EXTRACTED INFORMATION ::
-=-=-=-=-
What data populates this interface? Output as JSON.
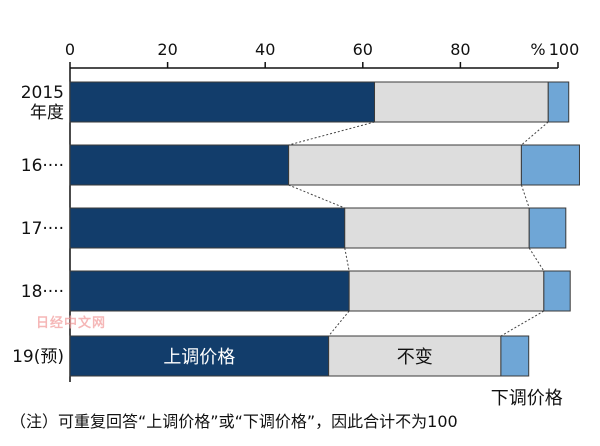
{
  "chart_data": {
    "type": "bar",
    "orientation": "horizontal",
    "stacked": true,
    "axis": {
      "ticks": [
        0,
        20,
        40,
        60,
        80,
        100
      ],
      "tick_labels": [
        "0",
        "20",
        "40",
        "60",
        "80",
        "100"
      ],
      "unit": "%",
      "range": [
        0,
        100
      ],
      "position": "top"
    },
    "categories": [
      "2015\n年度",
      "16····",
      "17····",
      "18····",
      "19(预)"
    ],
    "series": [
      {
        "name": "上调价格",
        "values": [
          62.4,
          44.8,
          56.3,
          57.2,
          53.0
        ],
        "color": "#123d6b",
        "label_color": "#ffffff"
      },
      {
        "name": "不变",
        "values": [
          35.6,
          47.7,
          37.8,
          39.9,
          35.3
        ],
        "color": "#dddddd",
        "label_color": "#111111"
      },
      {
        "name": "下调价格",
        "values": [
          4.2,
          11.9,
          7.5,
          5.4,
          5.7
        ],
        "color": "#6fa6d6",
        "label_color": "#111111"
      }
    ],
    "connector_lines": true,
    "legend": "none",
    "grid": false
  },
  "watermark": "日经中文网",
  "note": "（注）可重复回答“上调价格”或“下调价格”，因此合计不为100"
}
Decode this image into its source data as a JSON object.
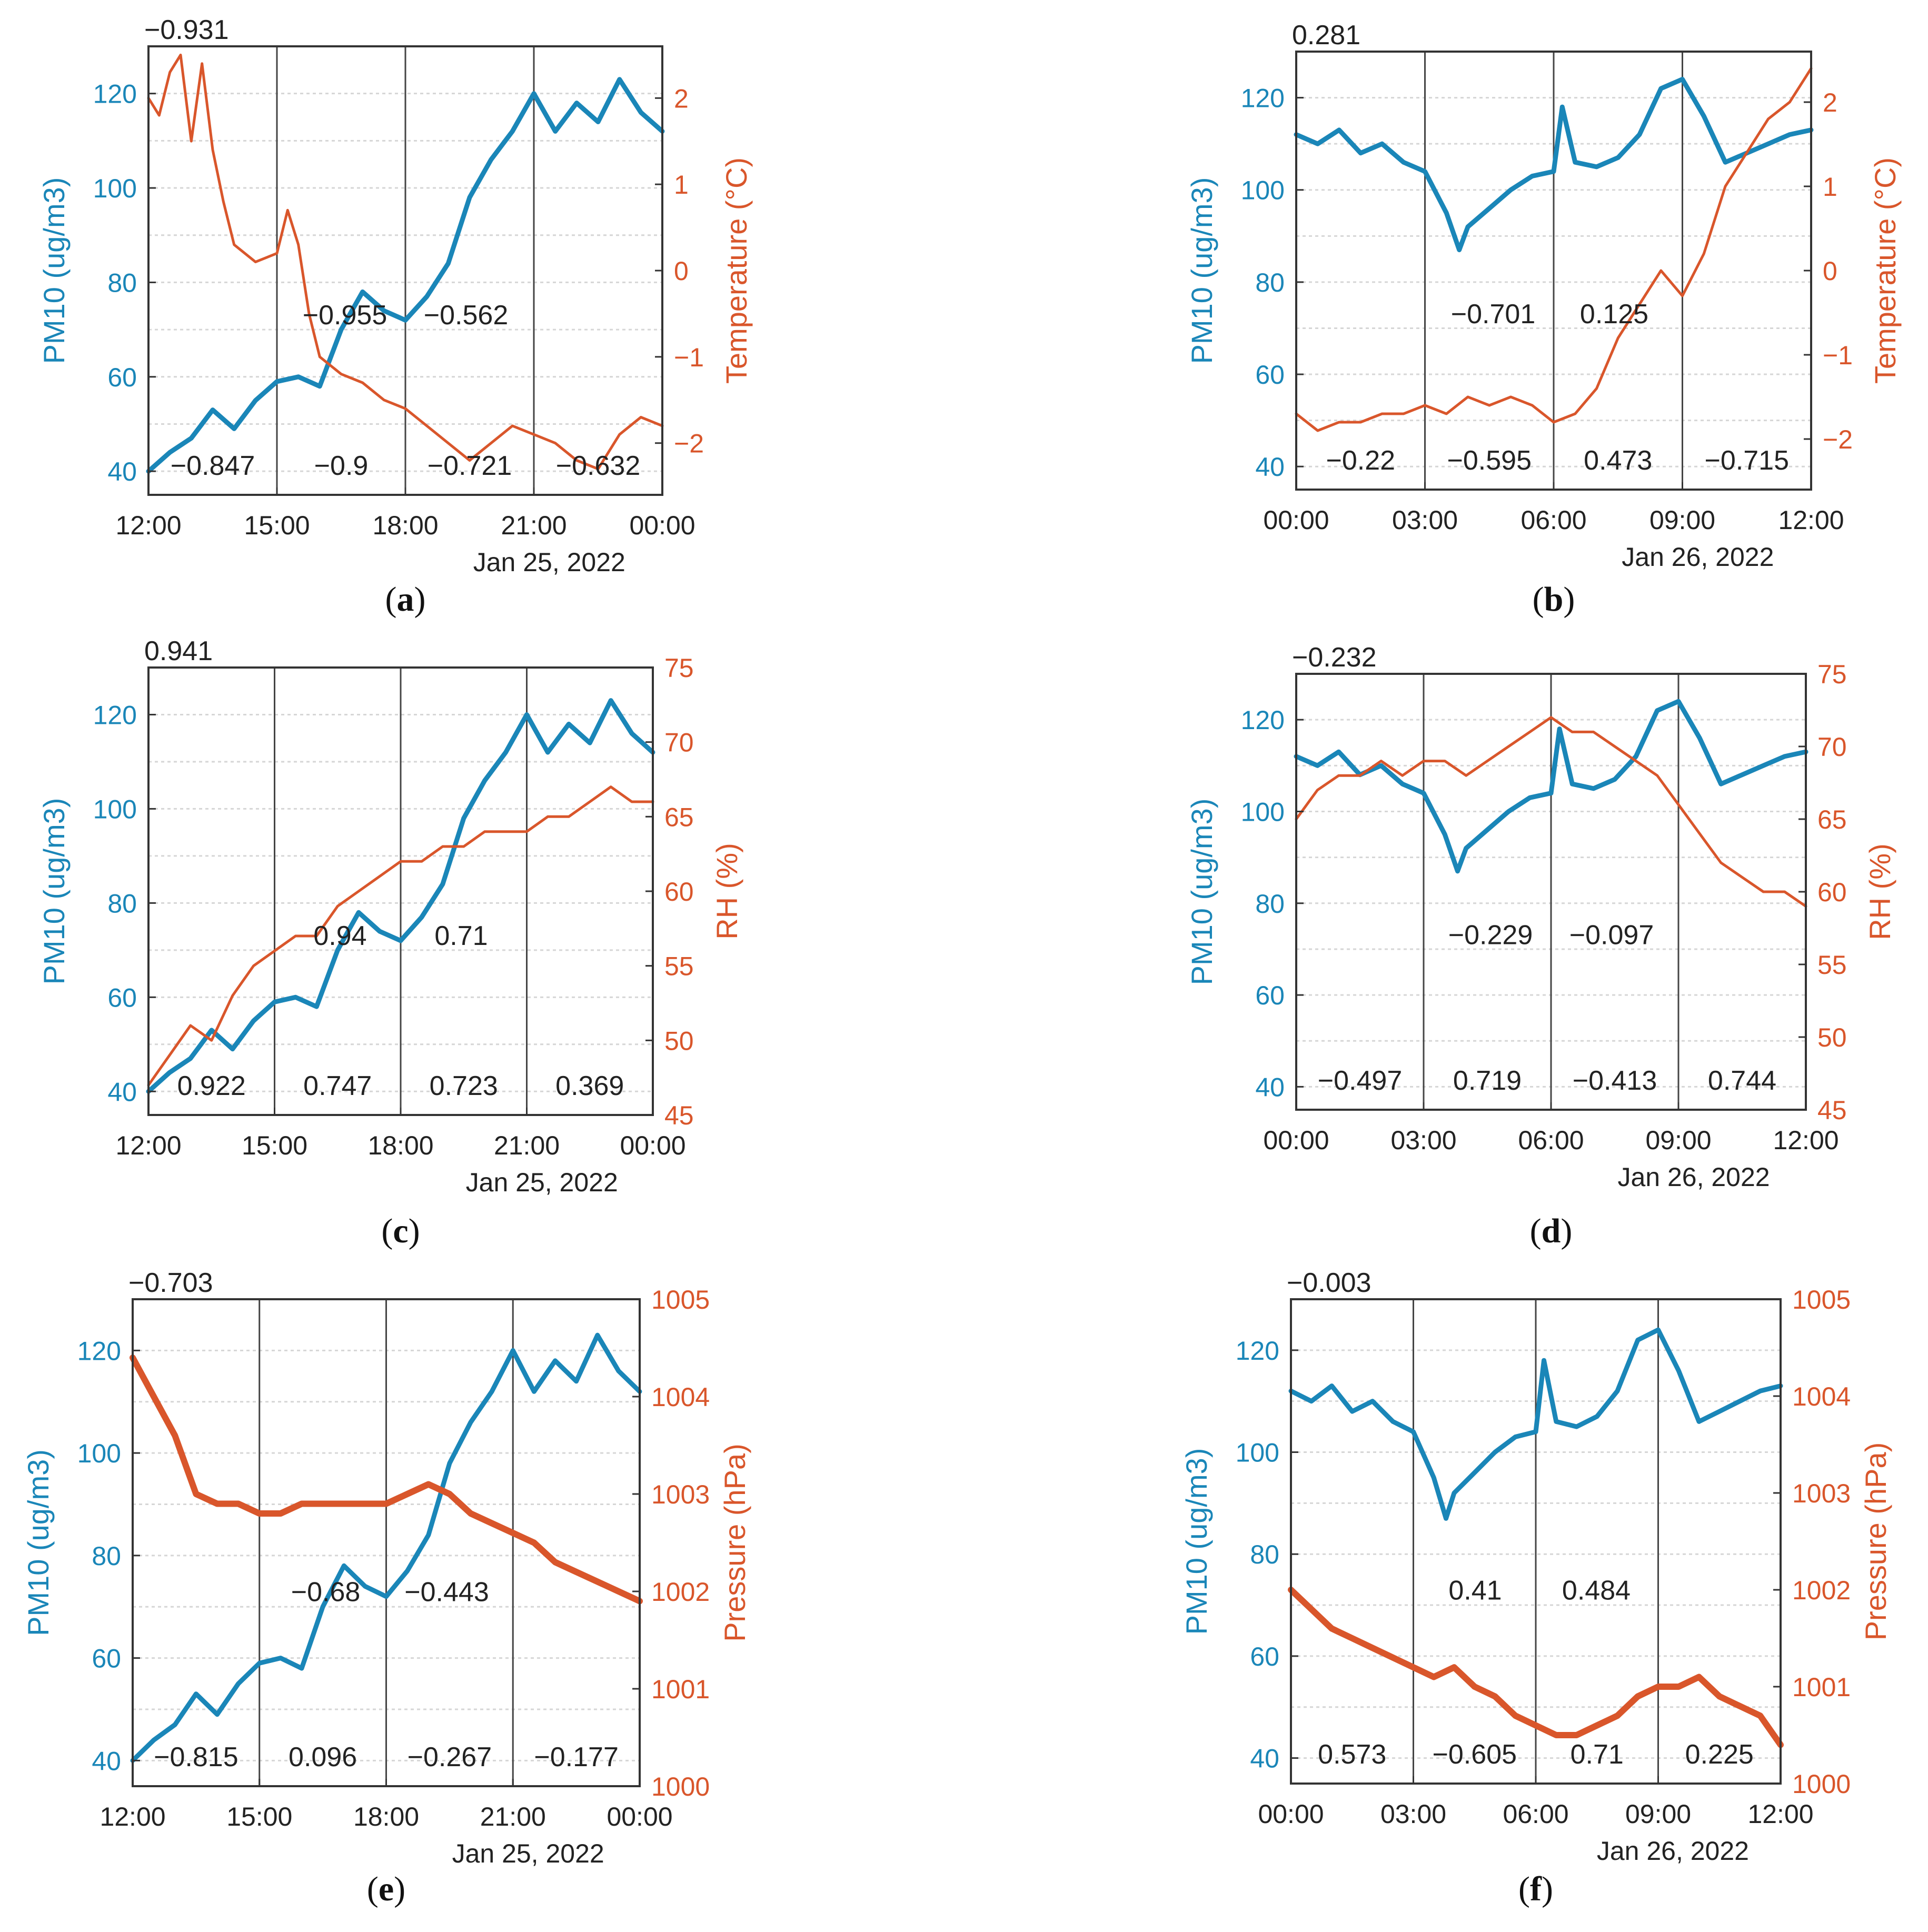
{
  "colors": {
    "pm10": "#1a86b8",
    "env": "#d9562b",
    "text": "#222222",
    "axis": "#333333",
    "grid": "#d6d6d6",
    "divider": "#444444"
  },
  "chart_data": [
    {
      "id": "a",
      "type": "line",
      "caption": "a",
      "x_ticks": [
        "12:00",
        "15:00",
        "18:00",
        "21:00",
        "00:00"
      ],
      "date_label": "Jan 25, 2022",
      "ylabel_left": "PM10 (ug/m3)",
      "ylabel_right": "Temperature (°C)",
      "ylim_left": [
        35,
        130
      ],
      "yticks_left": [
        40,
        60,
        80,
        100,
        120
      ],
      "ylim_right": [
        -2.6,
        2.6
      ],
      "yticks_right": [
        -2,
        -1,
        0,
        1,
        2
      ],
      "right_tick_labels": [
        "−2",
        "−1",
        "0",
        "1",
        "2"
      ],
      "overall_corr": "−0.931",
      "top_corrs": [
        "−0.955",
        "−0.562"
      ],
      "bottom_corrs": [
        "−0.847",
        "−0.9",
        "−0.721",
        "−0.632"
      ],
      "series": [
        {
          "name": "PM10",
          "axis": "left",
          "x": [
            0,
            0.5,
            1,
            1.5,
            2,
            2.5,
            3,
            3.5,
            4,
            4.5,
            5,
            5.5,
            6,
            6.5,
            7,
            7.5,
            8,
            8.5,
            9,
            9.5,
            10,
            10.5,
            11,
            11.5,
            12
          ],
          "values": [
            40,
            44,
            47,
            53,
            49,
            55,
            59,
            60,
            58,
            70,
            78,
            74,
            72,
            77,
            84,
            98,
            106,
            112,
            120,
            112,
            118,
            114,
            123,
            116,
            112
          ]
        },
        {
          "name": "Temperature",
          "axis": "right",
          "x": [
            0,
            0.25,
            0.5,
            0.75,
            1,
            1.25,
            1.5,
            1.75,
            2,
            2.5,
            3,
            3.25,
            3.5,
            3.75,
            4,
            4.5,
            5,
            5.5,
            6,
            6.5,
            7,
            7.5,
            8,
            8.5,
            9,
            9.5,
            10,
            10.5,
            11,
            11.5,
            12
          ],
          "values": [
            2.0,
            1.8,
            2.3,
            2.5,
            1.5,
            2.4,
            1.4,
            0.8,
            0.3,
            0.1,
            0.2,
            0.7,
            0.3,
            -0.5,
            -1.0,
            -1.2,
            -1.3,
            -1.5,
            -1.6,
            -1.8,
            -2.0,
            -2.2,
            -2.0,
            -1.8,
            -1.9,
            -2.0,
            -2.2,
            -2.3,
            -1.9,
            -1.7,
            -1.8
          ]
        }
      ]
    },
    {
      "id": "b",
      "type": "line",
      "caption": "b",
      "x_ticks": [
        "00:00",
        "03:00",
        "06:00",
        "09:00",
        "12:00"
      ],
      "date_label": "Jan 26, 2022",
      "ylabel_left": "PM10 (ug/m3)",
      "ylabel_right": "Temperature (°C)",
      "ylim_left": [
        35,
        130
      ],
      "yticks_left": [
        40,
        60,
        80,
        100,
        120
      ],
      "ylim_right": [
        -2.6,
        2.6
      ],
      "yticks_right": [
        -2,
        -1,
        0,
        1,
        2
      ],
      "right_tick_labels": [
        "−2",
        "−1",
        "0",
        "1",
        "2"
      ],
      "overall_corr": "0.281",
      "top_corrs": [
        "−0.701",
        "0.125"
      ],
      "bottom_corrs": [
        "−0.22",
        "−0.595",
        "0.473",
        "−0.715"
      ],
      "series": [
        {
          "name": "PM10",
          "axis": "left",
          "x": [
            0,
            0.5,
            1,
            1.5,
            2,
            2.5,
            3,
            3.5,
            3.8,
            4,
            4.5,
            5,
            5.5,
            6,
            6.2,
            6.5,
            7,
            7.5,
            8,
            8.5,
            9,
            9.5,
            10,
            10.5,
            11,
            11.5,
            12
          ],
          "values": [
            112,
            110,
            113,
            108,
            110,
            106,
            104,
            95,
            87,
            92,
            96,
            100,
            103,
            104,
            118,
            106,
            105,
            107,
            112,
            122,
            124,
            116,
            106,
            108,
            110,
            112,
            113
          ]
        },
        {
          "name": "Temperature",
          "axis": "right",
          "x": [
            0,
            0.5,
            1,
            1.5,
            2,
            2.5,
            3,
            3.5,
            4,
            4.5,
            5,
            5.5,
            6,
            6.5,
            7,
            7.5,
            8,
            8.5,
            9,
            9.5,
            10,
            10.5,
            11,
            11.5,
            12
          ],
          "values": [
            -1.7,
            -1.9,
            -1.8,
            -1.8,
            -1.7,
            -1.7,
            -1.6,
            -1.7,
            -1.5,
            -1.6,
            -1.5,
            -1.6,
            -1.8,
            -1.7,
            -1.4,
            -0.8,
            -0.4,
            0.0,
            -0.3,
            0.2,
            1.0,
            1.4,
            1.8,
            2.0,
            2.4
          ]
        }
      ]
    },
    {
      "id": "c",
      "type": "line",
      "caption": "c",
      "x_ticks": [
        "12:00",
        "15:00",
        "18:00",
        "21:00",
        "00:00"
      ],
      "date_label": "Jan 25, 2022",
      "ylabel_left": "PM10 (ug/m3)",
      "ylabel_right": "RH (%)",
      "ylim_left": [
        35,
        130
      ],
      "yticks_left": [
        40,
        60,
        80,
        100,
        120
      ],
      "ylim_right": [
        45,
        75
      ],
      "yticks_right": [
        45,
        50,
        55,
        60,
        65,
        70,
        75
      ],
      "right_tick_labels": [
        "45",
        "50",
        "55",
        "60",
        "65",
        "70",
        "75"
      ],
      "overall_corr": "0.941",
      "top_corrs": [
        "0.94",
        "0.71"
      ],
      "bottom_corrs": [
        "0.922",
        "0.747",
        "0.723",
        "0.369"
      ],
      "series": [
        {
          "name": "PM10",
          "axis": "left",
          "x": [
            0,
            0.5,
            1,
            1.5,
            2,
            2.5,
            3,
            3.5,
            4,
            4.5,
            5,
            5.5,
            6,
            6.5,
            7,
            7.5,
            8,
            8.5,
            9,
            9.5,
            10,
            10.5,
            11,
            11.5,
            12
          ],
          "values": [
            40,
            44,
            47,
            53,
            49,
            55,
            59,
            60,
            58,
            70,
            78,
            74,
            72,
            77,
            84,
            98,
            106,
            112,
            120,
            112,
            118,
            114,
            123,
            116,
            112
          ]
        },
        {
          "name": "RH",
          "axis": "right",
          "x": [
            0,
            0.5,
            1,
            1.5,
            2,
            2.5,
            3,
            3.5,
            4,
            4.5,
            5,
            5.5,
            6,
            6.5,
            7,
            7.5,
            8,
            8.5,
            9,
            9.5,
            10,
            10.5,
            11,
            11.5,
            12
          ],
          "values": [
            47,
            49,
            51,
            50,
            53,
            55,
            56,
            57,
            57,
            59,
            60,
            61,
            62,
            62,
            63,
            63,
            64,
            64,
            64,
            65,
            65,
            66,
            67,
            66,
            66
          ]
        }
      ]
    },
    {
      "id": "d",
      "type": "line",
      "caption": "d",
      "x_ticks": [
        "00:00",
        "03:00",
        "06:00",
        "09:00",
        "12:00"
      ],
      "date_label": "Jan 26, 2022",
      "ylabel_left": "PM10 (ug/m3)",
      "ylabel_right": "RH (%)",
      "ylim_left": [
        35,
        130
      ],
      "yticks_left": [
        40,
        60,
        80,
        100,
        120
      ],
      "ylim_right": [
        45,
        75
      ],
      "yticks_right": [
        45,
        50,
        55,
        60,
        65,
        70,
        75
      ],
      "right_tick_labels": [
        "45",
        "50",
        "55",
        "60",
        "65",
        "70",
        "75"
      ],
      "overall_corr": "−0.232",
      "top_corrs": [
        "−0.229",
        "−0.097"
      ],
      "bottom_corrs": [
        "−0.497",
        "0.719",
        "−0.413",
        "0.744"
      ],
      "series": [
        {
          "name": "PM10",
          "axis": "left",
          "x": [
            0,
            0.5,
            1,
            1.5,
            2,
            2.5,
            3,
            3.5,
            3.8,
            4,
            4.5,
            5,
            5.5,
            6,
            6.2,
            6.5,
            7,
            7.5,
            8,
            8.5,
            9,
            9.5,
            10,
            10.5,
            11,
            11.5,
            12
          ],
          "values": [
            112,
            110,
            113,
            108,
            110,
            106,
            104,
            95,
            87,
            92,
            96,
            100,
            103,
            104,
            118,
            106,
            105,
            107,
            112,
            122,
            124,
            116,
            106,
            108,
            110,
            112,
            113
          ]
        },
        {
          "name": "RH",
          "axis": "right",
          "x": [
            0,
            0.5,
            1,
            1.5,
            2,
            2.5,
            3,
            3.5,
            4,
            4.5,
            5,
            5.5,
            6,
            6.5,
            7,
            7.5,
            8,
            8.5,
            9,
            9.5,
            10,
            10.5,
            11,
            11.5,
            12
          ],
          "values": [
            65,
            67,
            68,
            68,
            69,
            68,
            69,
            69,
            68,
            69,
            70,
            71,
            72,
            71,
            71,
            70,
            69,
            68,
            66,
            64,
            62,
            61,
            60,
            60,
            59
          ]
        }
      ]
    },
    {
      "id": "e",
      "type": "line",
      "caption": "e",
      "x_ticks": [
        "12:00",
        "15:00",
        "18:00",
        "21:00",
        "00:00"
      ],
      "date_label": "Jan 25, 2022",
      "ylabel_left": "PM10 (ug/m3)",
      "ylabel_right": "Pressure (hPa)",
      "ylim_left": [
        35,
        130
      ],
      "yticks_left": [
        40,
        60,
        80,
        100,
        120
      ],
      "ylim_right": [
        1000,
        1005
      ],
      "yticks_right": [
        1000,
        1001,
        1002,
        1003,
        1004,
        1005
      ],
      "right_tick_labels": [
        "1000",
        "1001",
        "1002",
        "1003",
        "1004",
        "1005"
      ],
      "overall_corr": "−0.703",
      "top_corrs": [
        "−0.68",
        "−0.443"
      ],
      "bottom_corrs": [
        "−0.815",
        "0.096",
        "−0.267",
        "−0.177"
      ],
      "series": [
        {
          "name": "PM10",
          "axis": "left",
          "x": [
            0,
            0.5,
            1,
            1.5,
            2,
            2.5,
            3,
            3.5,
            4,
            4.5,
            5,
            5.5,
            6,
            6.5,
            7,
            7.5,
            8,
            8.5,
            9,
            9.5,
            10,
            10.5,
            11,
            11.5,
            12
          ],
          "values": [
            40,
            44,
            47,
            53,
            49,
            55,
            59,
            60,
            58,
            70,
            78,
            74,
            72,
            77,
            84,
            98,
            106,
            112,
            120,
            112,
            118,
            114,
            123,
            116,
            112
          ]
        },
        {
          "name": "Pressure",
          "axis": "right",
          "x": [
            0,
            0.5,
            1,
            1.5,
            2,
            2.5,
            3,
            3.5,
            4,
            4.5,
            5,
            5.5,
            6,
            6.5,
            7,
            7.5,
            8,
            8.5,
            9,
            9.5,
            10,
            10.5,
            11,
            11.5,
            12
          ],
          "values": [
            1004.4,
            1004.0,
            1003.6,
            1003.0,
            1002.9,
            1002.9,
            1002.8,
            1002.8,
            1002.9,
            1002.9,
            1002.9,
            1002.9,
            1002.9,
            1003.0,
            1003.1,
            1003.0,
            1002.8,
            1002.7,
            1002.6,
            1002.5,
            1002.3,
            1002.2,
            1002.1,
            1002.0,
            1001.9
          ]
        }
      ]
    },
    {
      "id": "f",
      "type": "line",
      "caption": "f",
      "x_ticks": [
        "00:00",
        "03:00",
        "06:00",
        "09:00",
        "12:00"
      ],
      "date_label": "Jan 26, 2022",
      "ylabel_left": "PM10 (ug/m3)",
      "ylabel_right": "Pressure (hPa)",
      "ylim_left": [
        35,
        130
      ],
      "yticks_left": [
        40,
        60,
        80,
        100,
        120
      ],
      "ylim_right": [
        1000,
        1005
      ],
      "yticks_right": [
        1000,
        1001,
        1002,
        1003,
        1004,
        1005
      ],
      "right_tick_labels": [
        "1000",
        "1001",
        "1002",
        "1003",
        "1004",
        "1005"
      ],
      "overall_corr": "−0.003",
      "top_corrs": [
        "0.41",
        "0.484"
      ],
      "bottom_corrs": [
        "0.573",
        "−0.605",
        "0.71",
        "0.225"
      ],
      "series": [
        {
          "name": "PM10",
          "axis": "left",
          "x": [
            0,
            0.5,
            1,
            1.5,
            2,
            2.5,
            3,
            3.5,
            3.8,
            4,
            4.5,
            5,
            5.5,
            6,
            6.2,
            6.5,
            7,
            7.5,
            8,
            8.5,
            9,
            9.5,
            10,
            10.5,
            11,
            11.5,
            12
          ],
          "values": [
            112,
            110,
            113,
            108,
            110,
            106,
            104,
            95,
            87,
            92,
            96,
            100,
            103,
            104,
            118,
            106,
            105,
            107,
            112,
            122,
            124,
            116,
            106,
            108,
            110,
            112,
            113
          ]
        },
        {
          "name": "Pressure",
          "axis": "right",
          "x": [
            0,
            0.5,
            1,
            1.5,
            2,
            2.5,
            3,
            3.5,
            4,
            4.5,
            5,
            5.5,
            6,
            6.5,
            7,
            7.5,
            8,
            8.5,
            9,
            9.5,
            10,
            10.5,
            11,
            11.5,
            12
          ],
          "values": [
            1002.0,
            1001.8,
            1001.6,
            1001.5,
            1001.4,
            1001.3,
            1001.2,
            1001.1,
            1001.2,
            1001.0,
            1000.9,
            1000.7,
            1000.6,
            1000.5,
            1000.5,
            1000.6,
            1000.7,
            1000.9,
            1001.0,
            1001.0,
            1001.1,
            1000.9,
            1000.8,
            1000.7,
            1000.4
          ]
        }
      ]
    }
  ]
}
-=-=-=-=-
Copy each line above containing the string "this".

What data populates this interface? Output as JSON.
Decode this image into its source data as a JSON object.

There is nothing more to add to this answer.